* Your instructions *
Pull out every line below holding the word "arrangement".

* Task material *
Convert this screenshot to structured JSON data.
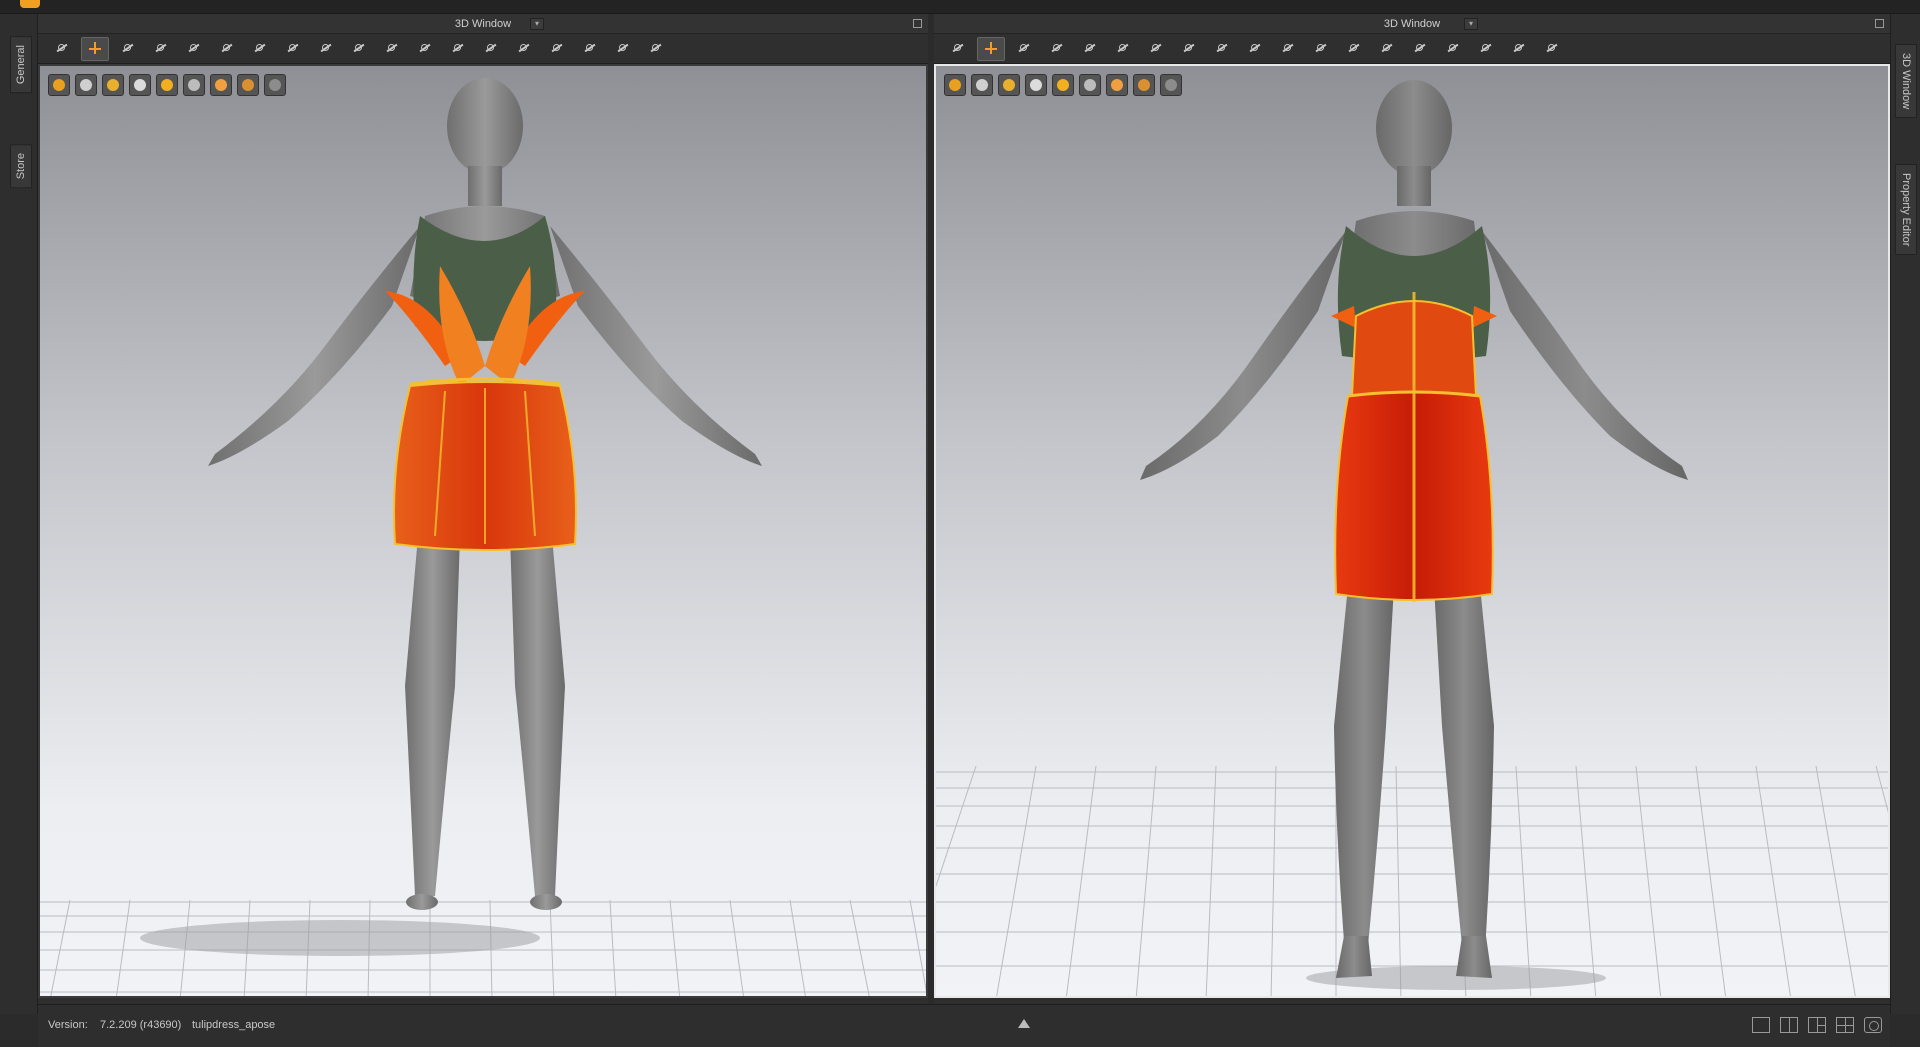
{
  "viewports": {
    "left": {
      "title": "3D Window"
    },
    "right": {
      "title": "3D Window"
    }
  },
  "left_tabs": {
    "general": "General",
    "store": "Store"
  },
  "right_tabs": {
    "window": "3D Window",
    "property_editor": "Property Editor"
  },
  "toolbar": {
    "tool_icons": [
      "select-icon",
      "move-icon",
      "transform-pattern-icon",
      "transform-outfit-icon",
      "edit-curvature-icon",
      "fold-arrangement-icon",
      "arrangement-icon",
      "tack-icon",
      "pin-icon",
      "grid-icon",
      "strap-icon",
      "puckering-icon",
      "button-icon",
      "zipper-icon",
      "elastic-icon",
      "shrink-icon",
      "split-icon",
      "measure-icon",
      "pose-icon"
    ],
    "active_tool": "move-icon"
  },
  "display_toolbar": {
    "icons": [
      "avatar-display-icon",
      "garment-display-icon",
      "texture-display-icon",
      "stress-map-icon",
      "fitting-map-icon",
      "shadow-icon",
      "skin-icon",
      "hair-icon",
      "floor-icon"
    ]
  },
  "status_bar": {
    "version_label": "Version:",
    "version_value": "7.2.209 (r43690)",
    "scene_name": "tulipdress_apose"
  },
  "layout_icons": [
    "single-view-icon",
    "dual-view-icon",
    "triple-view-icon",
    "quad-view-icon",
    "settings-view-icon"
  ],
  "colors": {
    "accent": "#f0a020",
    "dress_red": "#d82a08",
    "dress_orange": "#f05a10",
    "bodice_green": "#4a5e48",
    "avatar_gray": "#8a8a8a"
  }
}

* Solution for this exercise *
      "fold-arrangement-icon",
      "arrangement-icon",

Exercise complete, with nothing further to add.